From: Alexandre Oliva
Subject: Re: Linux-libre 5.8 and beyond
Date: Mon, 24 Aug 2020 01:12:49 -0300
User-agent: Gnus/5.13 (Gnus v5.13) Emacs/24.5 (gnu/linux)

On Aug 15, 2020, Mark H Weaver <> wrote:

> I only checked your claims regarding 5.4, and found that you're mistaken
> about them being updated in 5.4.44.

There was a change to scripts at 5.4.44, just not one you cared about,
because you didn't use the (discontinued) deblob-main script to prepare
a cleaned-up source tarball.

> Moreover, of the 4 deblob updates (.14, .18, .27, and .34) that have
> *actually* been made so far during the 5.4.x series, IIUC only one of
> them declared new blobs to remove, namely the update for 5.4.27.

That's missing the point.  Nearly all of these changes were motivated by
changes reported as suspicious in our verification.  Some turned out to
be false positives, but they might as well have been new blobs.  Any
change has a potential to introduce new blobs, and the fact that our
verification catches suspicious changes that you'd have quietly
published as Free Software is the risk you're passing on to your users
instead of living up to the expectation that you're doing your best to
ensure they're not getting any non-Free Software from you.  The value we
provide, of checking that for every release, you're throwing on the

Yes, the releases that would *actually* introduce undesirable changes,
vs merely suspicious ones that turn out to be false positives, are a
smaller fraction of the total.  But what you're doing right now is
driving with blinders on because then you can go faster, because history
has shown there's only a 5% or 2% chance of hitting a bus.

> The 5.4.14 update only removed extraneous backslashes in existing
> regexps, changing "\e" to "e" and "\@" to "@".

That was in response to a change in python3.7 (?) regexp engine.
Fortunately, all one got from the extraneous backslashes were warnings.
But it could have been an actual change in output, or a failure to match
a pattern that ought to have been cleaned up, and since you don't
compare with our releases, you could have got non-Free results as much
as from a newly-introduced bit from upstream.

> I don't know whether these extraneous backslashes caused blobs to be
> included in the linux-libre tarballs, but if so, that presumably
> already happened in 5.4.13 and would have happened even if we had used
> your official tarballs, no?

No.  If we'd hit it ourselves, our release engineering procedures would
have caught the unexpected change.  That's why treating our scripts
(rather than our releases) as the ultimate truth, is error prone: the
underlying tools are complex and subject to change and bugs.

If you don't verify that their output isn't garbage (by comparing with
our manually verified releases, or by performing equivalent automated
and manual checks), you may end up shipping that garbage.  Odds are that
you already have.

> The 5.4.18 and 5.4.34 updates only added new 'accept' directives.  I
> guess that means that temporarily omitting these additions wouldn't
> cause new blobs to be included, is that right?

== PROVIDED DATA ==
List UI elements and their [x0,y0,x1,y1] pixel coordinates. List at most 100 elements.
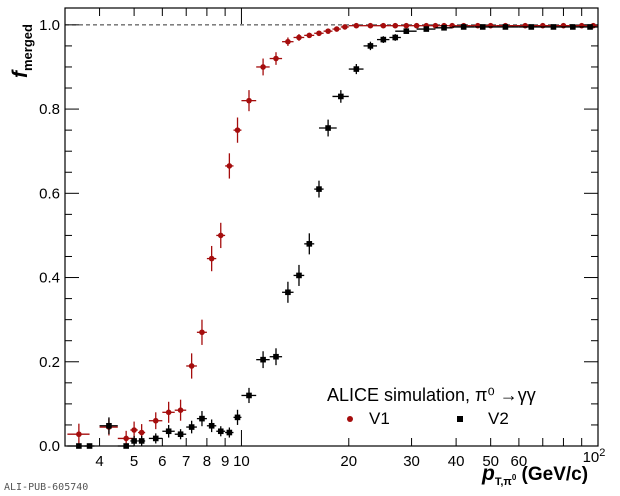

== ACTIONS TO TAKE ==
[A] Name every header field that appears at the top of the Linux-libre email.
[B] Copy the Linux-libre email's text between "Yes, the releases" and "(?) regexp engine.", inclusive.
[C] According to the quoted text in the Linux-libre email, which 5.4.x deblob update was the only one that declared new blobs to remove?
The lines on this page have no connection to the Linux-libre email.

== FINAL ANSWERS ==
[A] From, Subject, Date, User-agent

[B]
Yes, the releases that would *actually* introduce undesirable changes,
vs merely suspicious ones that turn out to be false positives, are a
smaller fraction of the total.  But what you're doing right now is
driving with blinders on because then you can go faster, because history
has shown there's only a 5% or 2% chance of hitting a bus.

> The 5.4.14 update only removed extraneous backslashes in existing
> regexps, changing "\e" to "e" and "\@" to "@".

That was in response to a change in python3.7 (?) regexp engine.

[C] The update for 5.4.27.